Problem description
Go through the listing and pick out each line with the word "color" in it.

==== Supplied data

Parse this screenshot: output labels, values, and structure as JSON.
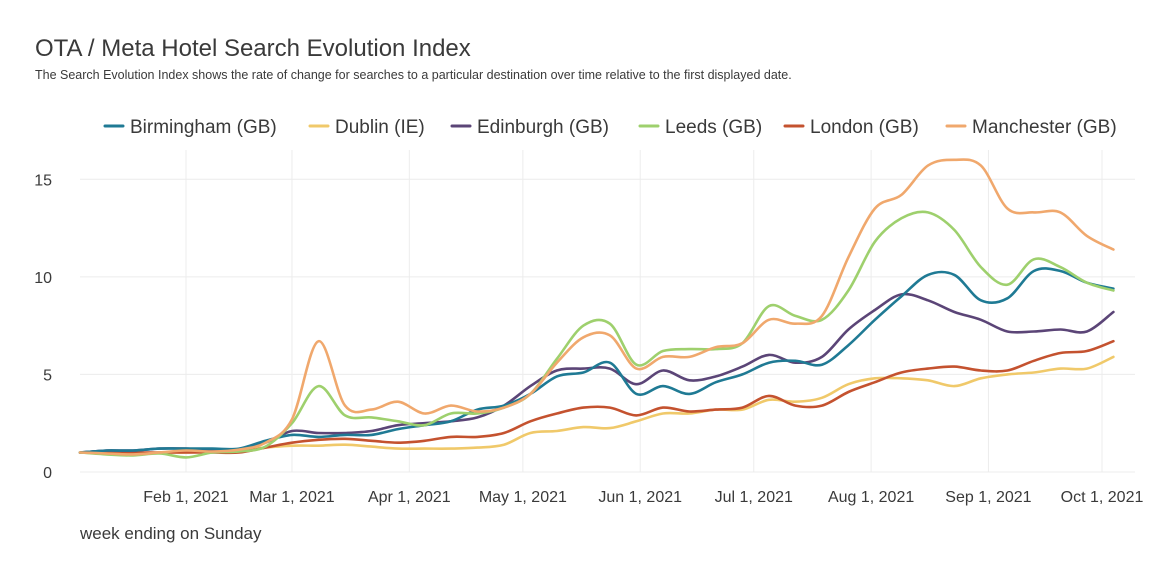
{
  "chart_data": {
    "type": "line",
    "title": "OTA / Meta Hotel Search Evolution Index",
    "subtitle": "The Search Evolution Index shows the rate of change for searches to a particular destination over time relative to the first displayed date.",
    "xlabel": "week ending on Sunday",
    "ylabel": "",
    "ylim": [
      0,
      16.5
    ],
    "yticks": [
      0,
      5,
      10,
      15
    ],
    "x_start_day": 0,
    "x_end_day": 270,
    "xticks": [
      {
        "day": 28,
        "label": "Feb 1, 2021"
      },
      {
        "day": 56,
        "label": "Mar 1, 2021"
      },
      {
        "day": 87,
        "label": "Apr 1, 2021"
      },
      {
        "day": 117,
        "label": "May 1, 2021"
      },
      {
        "day": 148,
        "label": "Jun 1, 2021"
      },
      {
        "day": 178,
        "label": "Jul 1, 2021"
      },
      {
        "day": 209,
        "label": "Aug 1, 2021"
      },
      {
        "day": 240,
        "label": "Sep 1, 2021"
      },
      {
        "day": 270,
        "label": "Oct 1, 2021"
      }
    ],
    "x_days": [
      0,
      7,
      14,
      21,
      28,
      35,
      42,
      49,
      56,
      63,
      70,
      77,
      84,
      91,
      98,
      105,
      112,
      119,
      126,
      133,
      140,
      147,
      154,
      161,
      168,
      175,
      182,
      189,
      196,
      203,
      210,
      217,
      224,
      231,
      238,
      245,
      252,
      259,
      266,
      273
    ],
    "series": [
      {
        "name": "Birmingham (GB)",
        "color": "#1f7a94",
        "values": [
          1.0,
          1.1,
          1.1,
          1.2,
          1.2,
          1.2,
          1.2,
          1.6,
          1.9,
          1.8,
          1.9,
          1.9,
          2.2,
          2.4,
          2.6,
          3.2,
          3.4,
          4.0,
          4.9,
          5.1,
          5.6,
          4.0,
          4.4,
          4.0,
          4.6,
          5.0,
          5.6,
          5.7,
          5.5,
          6.5,
          7.8,
          9.0,
          10.1,
          10.1,
          8.8,
          8.9,
          10.3,
          10.3,
          9.7,
          9.4
        ]
      },
      {
        "name": "Dublin (IE)",
        "color": "#f0c96a",
        "values": [
          1.0,
          1.0,
          0.95,
          1.0,
          1.0,
          1.05,
          1.1,
          1.25,
          1.35,
          1.35,
          1.4,
          1.3,
          1.2,
          1.2,
          1.2,
          1.25,
          1.4,
          2.0,
          2.1,
          2.3,
          2.25,
          2.6,
          3.0,
          3.0,
          3.2,
          3.2,
          3.7,
          3.6,
          3.8,
          4.5,
          4.8,
          4.8,
          4.7,
          4.4,
          4.8,
          5.0,
          5.1,
          5.3,
          5.3,
          5.9
        ]
      },
      {
        "name": "Edinburgh (GB)",
        "color": "#5b4577",
        "values": [
          1.0,
          1.1,
          1.1,
          1.2,
          1.2,
          1.1,
          1.1,
          1.5,
          2.1,
          2.0,
          2.0,
          2.1,
          2.4,
          2.5,
          2.6,
          2.8,
          3.4,
          4.4,
          5.2,
          5.3,
          5.3,
          4.5,
          5.2,
          4.7,
          4.9,
          5.4,
          6.0,
          5.6,
          5.9,
          7.3,
          8.3,
          9.1,
          8.8,
          8.2,
          7.8,
          7.2,
          7.2,
          7.3,
          7.2,
          8.2
        ]
      },
      {
        "name": "Leeds (GB)",
        "color": "#9ed06d",
        "values": [
          1.0,
          0.9,
          0.85,
          0.95,
          0.75,
          1.0,
          1.05,
          1.3,
          2.5,
          4.4,
          2.9,
          2.8,
          2.6,
          2.4,
          3.0,
          3.0,
          3.3,
          4.0,
          5.8,
          7.5,
          7.6,
          5.5,
          6.2,
          6.3,
          6.3,
          6.6,
          8.5,
          8.0,
          7.8,
          9.3,
          11.8,
          13.0,
          13.3,
          12.4,
          10.5,
          9.6,
          10.9,
          10.5,
          9.7,
          9.3
        ]
      },
      {
        "name": "London (GB)",
        "color": "#c4522f",
        "values": [
          1.0,
          1.0,
          1.0,
          1.0,
          1.0,
          1.0,
          1.0,
          1.25,
          1.5,
          1.65,
          1.7,
          1.6,
          1.5,
          1.6,
          1.8,
          1.8,
          2.0,
          2.6,
          3.0,
          3.3,
          3.3,
          2.9,
          3.3,
          3.1,
          3.2,
          3.3,
          3.9,
          3.4,
          3.4,
          4.1,
          4.6,
          5.1,
          5.3,
          5.4,
          5.2,
          5.2,
          5.7,
          6.1,
          6.2,
          6.7
        ]
      },
      {
        "name": "Manchester (GB)",
        "color": "#f0a86d",
        "values": [
          1.0,
          0.95,
          0.9,
          1.0,
          1.1,
          1.05,
          1.15,
          1.5,
          2.7,
          6.7,
          3.4,
          3.2,
          3.6,
          3.0,
          3.4,
          3.1,
          3.3,
          4.0,
          5.6,
          6.9,
          7.0,
          5.3,
          5.9,
          5.9,
          6.4,
          6.6,
          7.8,
          7.6,
          8.0,
          11.0,
          13.5,
          14.2,
          15.7,
          16.0,
          15.7,
          13.5,
          13.3,
          13.3,
          12.1,
          11.4
        ]
      }
    ]
  }
}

========

Finished task
        "color": "#1f7a94",
        "color": "#f0c96a",
        "color": "#5b4577",
        "color": "#9ed06d",
        "color": "#c4522f",
        "color": "#f0a86d",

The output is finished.